Stored data:

=======

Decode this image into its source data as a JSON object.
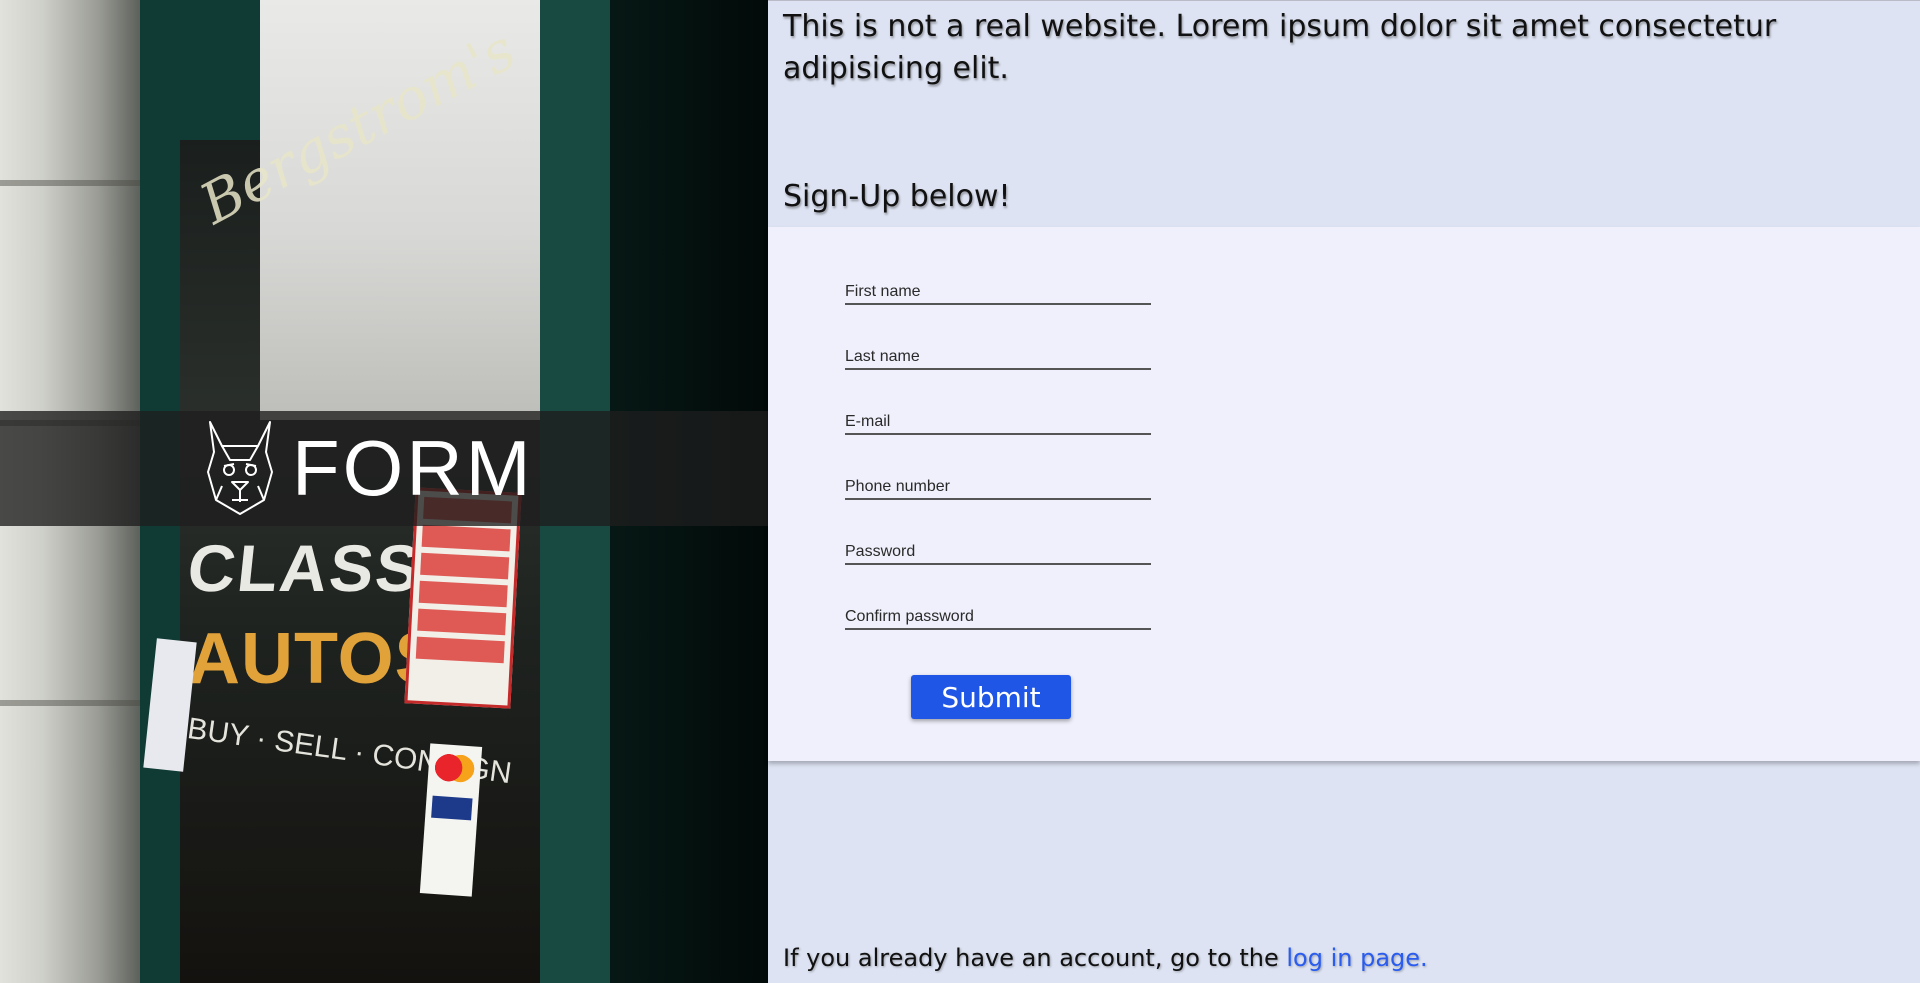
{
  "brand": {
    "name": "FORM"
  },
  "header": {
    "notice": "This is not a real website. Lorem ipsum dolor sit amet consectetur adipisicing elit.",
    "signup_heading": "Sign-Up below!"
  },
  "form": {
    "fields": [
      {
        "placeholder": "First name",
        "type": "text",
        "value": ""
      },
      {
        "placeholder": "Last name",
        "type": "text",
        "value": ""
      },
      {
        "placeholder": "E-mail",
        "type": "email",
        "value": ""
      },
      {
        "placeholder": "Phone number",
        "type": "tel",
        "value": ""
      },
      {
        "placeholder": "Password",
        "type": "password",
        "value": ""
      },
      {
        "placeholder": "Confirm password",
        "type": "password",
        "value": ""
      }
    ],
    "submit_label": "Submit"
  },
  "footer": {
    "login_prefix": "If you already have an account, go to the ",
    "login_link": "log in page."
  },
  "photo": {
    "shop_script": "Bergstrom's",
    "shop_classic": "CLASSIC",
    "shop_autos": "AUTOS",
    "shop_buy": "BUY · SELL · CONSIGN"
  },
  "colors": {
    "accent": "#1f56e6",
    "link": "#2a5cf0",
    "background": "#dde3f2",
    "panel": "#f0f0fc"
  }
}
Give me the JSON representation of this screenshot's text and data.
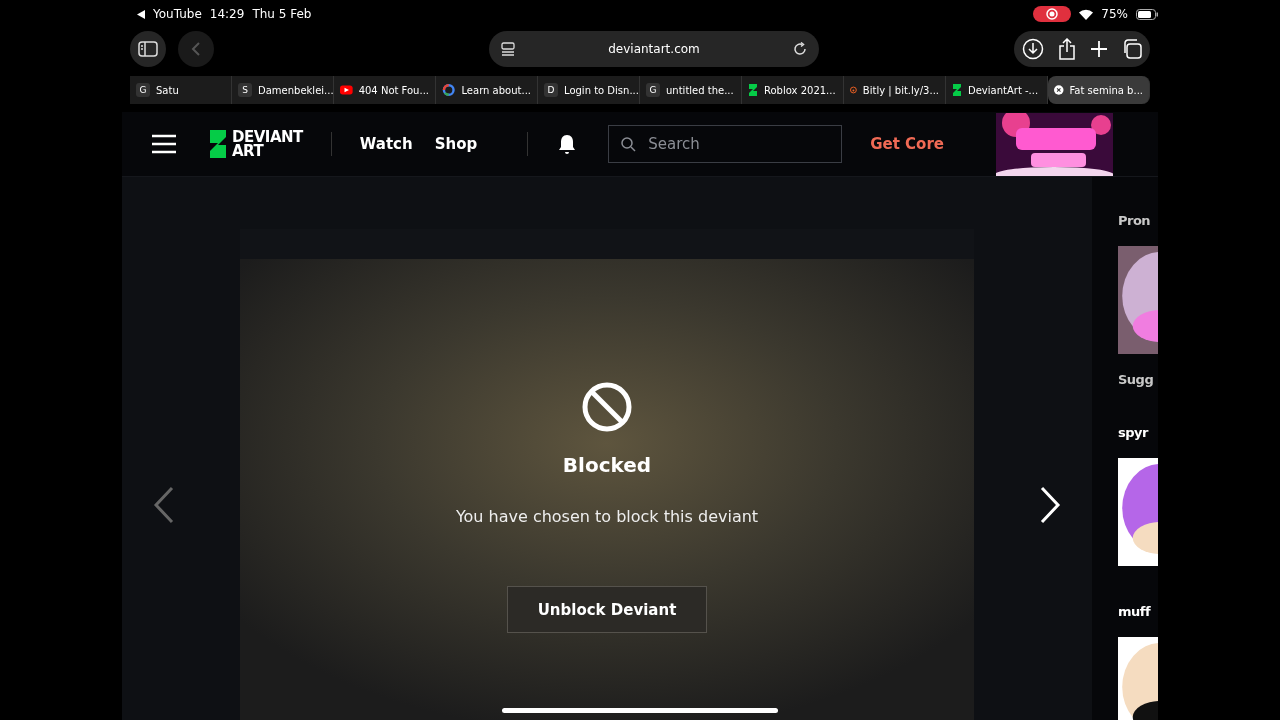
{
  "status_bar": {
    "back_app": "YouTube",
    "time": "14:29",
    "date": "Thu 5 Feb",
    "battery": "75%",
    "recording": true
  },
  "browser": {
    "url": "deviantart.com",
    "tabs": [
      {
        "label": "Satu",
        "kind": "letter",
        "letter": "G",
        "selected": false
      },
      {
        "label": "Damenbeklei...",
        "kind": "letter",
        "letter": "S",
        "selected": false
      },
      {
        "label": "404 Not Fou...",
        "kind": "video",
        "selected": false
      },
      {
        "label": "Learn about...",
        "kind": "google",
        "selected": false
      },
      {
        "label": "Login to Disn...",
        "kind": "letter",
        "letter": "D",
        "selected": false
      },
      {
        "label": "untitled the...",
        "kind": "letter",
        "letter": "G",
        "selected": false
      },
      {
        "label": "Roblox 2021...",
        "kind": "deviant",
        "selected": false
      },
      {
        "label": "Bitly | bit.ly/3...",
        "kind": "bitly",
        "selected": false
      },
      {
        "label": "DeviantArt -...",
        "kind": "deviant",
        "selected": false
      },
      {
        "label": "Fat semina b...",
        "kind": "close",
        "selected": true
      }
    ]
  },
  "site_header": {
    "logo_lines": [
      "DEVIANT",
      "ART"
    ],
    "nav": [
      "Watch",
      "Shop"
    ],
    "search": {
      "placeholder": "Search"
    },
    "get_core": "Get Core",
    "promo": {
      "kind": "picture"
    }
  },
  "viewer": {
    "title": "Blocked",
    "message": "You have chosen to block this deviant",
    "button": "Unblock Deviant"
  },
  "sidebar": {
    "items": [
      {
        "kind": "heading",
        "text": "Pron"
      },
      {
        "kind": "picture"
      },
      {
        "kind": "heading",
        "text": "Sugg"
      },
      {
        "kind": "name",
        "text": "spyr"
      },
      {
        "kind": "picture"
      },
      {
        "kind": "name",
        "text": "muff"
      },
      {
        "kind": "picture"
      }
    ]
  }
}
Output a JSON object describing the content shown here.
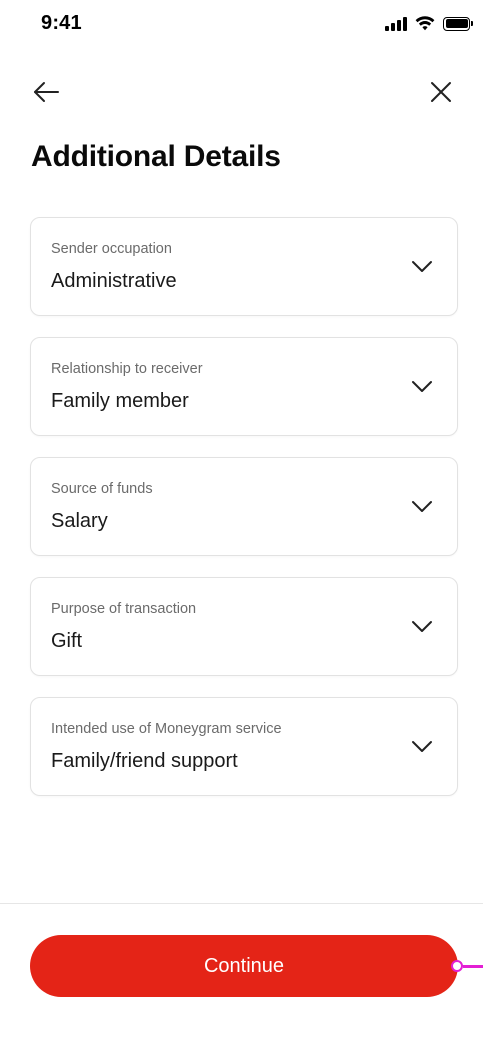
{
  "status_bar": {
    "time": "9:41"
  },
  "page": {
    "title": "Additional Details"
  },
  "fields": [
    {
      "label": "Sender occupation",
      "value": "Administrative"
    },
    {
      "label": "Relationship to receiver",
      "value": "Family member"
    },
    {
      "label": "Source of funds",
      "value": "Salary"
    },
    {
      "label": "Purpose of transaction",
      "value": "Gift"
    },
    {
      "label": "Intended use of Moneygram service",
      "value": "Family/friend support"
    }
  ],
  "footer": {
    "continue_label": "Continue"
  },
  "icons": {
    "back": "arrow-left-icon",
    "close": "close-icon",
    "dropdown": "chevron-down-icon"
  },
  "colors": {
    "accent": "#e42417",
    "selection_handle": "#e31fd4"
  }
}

=======

- _TASK PROMPT_: Write out the entries above word for word. Do not include the pictures.

- _SOLVED PROBLEM_:
Decode this image into its source data as a JSON object.
{
  "brand": {
    "name": "FORM"
  },
  "header": {
    "notice": "This is not a real website. Lorem ipsum dolor sit amet consectetur adipisicing elit.",
    "signup_heading": "Sign-Up below!"
  },
  "form": {
    "fields": [
      {
        "placeholder": "First name",
        "type": "text",
        "value": ""
      },
      {
        "placeholder": "Last name",
        "type": "text",
        "value": ""
      },
      {
        "placeholder": "E-mail",
        "type": "email",
        "value": ""
      },
      {
        "placeholder": "Phone number",
        "type": "tel",
        "value": ""
      },
      {
        "placeholder": "Password",
        "type": "password",
        "value": ""
      },
      {
        "placeholder": "Confirm password",
        "type": "password",
        "value": ""
      }
    ],
    "submit_label": "Submit"
  },
  "footer": {
    "login_prefix": "If you already have an account, go to the ",
    "login_link": "log in page."
  },
  "photo": {
    "shop_script": "Bergstrom's",
    "shop_classic": "CLASSIC",
    "shop_autos": "AUTOS",
    "shop_buy": "BUY · SELL · CONSIGN"
  },
  "colors": {
    "accent": "#1f56e6",
    "link": "#2a5cf0",
    "background": "#dde3f2",
    "panel": "#f0f0fc"
  }
}
Give me the JSON representation of this screenshot's text and data.
{
  "status_bar": {
    "back_app": "YouTube",
    "time": "14:29",
    "date": "Thu 5 Feb",
    "battery": "75%",
    "recording": true
  },
  "browser": {
    "url": "deviantart.com",
    "tabs": [
      {
        "label": "Satu",
        "kind": "letter",
        "letter": "G",
        "selected": false
      },
      {
        "label": "Damenbeklei...",
        "kind": "letter",
        "letter": "S",
        "selected": false
      },
      {
        "label": "404 Not Fou...",
        "kind": "video",
        "selected": false
      },
      {
        "label": "Learn about...",
        "kind": "google",
        "selected": false
      },
      {
        "label": "Login to Disn...",
        "kind": "letter",
        "letter": "D",
        "selected": false
      },
      {
        "label": "untitled the...",
        "kind": "letter",
        "letter": "G",
        "selected": false
      },
      {
        "label": "Roblox 2021...",
        "kind": "deviant",
        "selected": false
      },
      {
        "label": "Bitly | bit.ly/3...",
        "kind": "bitly",
        "selected": false
      },
      {
        "label": "DeviantArt -...",
        "kind": "deviant",
        "selected": false
      },
      {
        "label": "Fat semina b...",
        "kind": "close",
        "selected": true
      }
    ]
  },
  "site_header": {
    "logo_lines": [
      "DEVIANT",
      "ART"
    ],
    "nav": [
      "Watch",
      "Shop"
    ],
    "search": {
      "placeholder": "Search"
    },
    "get_core": "Get Core",
    "promo": {
      "kind": "picture"
    }
  },
  "viewer": {
    "title": "Blocked",
    "message": "You have chosen to block this deviant",
    "button": "Unblock Deviant"
  },
  "sidebar": {
    "items": [
      {
        "kind": "heading",
        "text": "Pron"
      },
      {
        "kind": "picture"
      },
      {
        "kind": "heading",
        "text": "Sugg"
      },
      {
        "kind": "name",
        "text": "spyr"
      },
      {
        "kind": "picture"
      },
      {
        "kind": "name",
        "text": "muff"
      },
      {
        "kind": "picture"
      }
    ]
  }
}
Output a JSON object describing the content shown here.
{
  "status_bar": {
    "time": "9:41"
  },
  "page": {
    "title": "Additional Details"
  },
  "fields": [
    {
      "label": "Sender occupation",
      "value": "Administrative"
    },
    {
      "label": "Relationship to receiver",
      "value": "Family member"
    },
    {
      "label": "Source of funds",
      "value": "Salary"
    },
    {
      "label": "Purpose of transaction",
      "value": "Gift"
    },
    {
      "label": "Intended use of Moneygram service",
      "value": "Family/friend support"
    }
  ],
  "footer": {
    "continue_label": "Continue"
  },
  "icons": {
    "back": "arrow-left-icon",
    "close": "close-icon",
    "dropdown": "chevron-down-icon"
  },
  "colors": {
    "accent": "#e42417",
    "selection_handle": "#e31fd4"
  }
}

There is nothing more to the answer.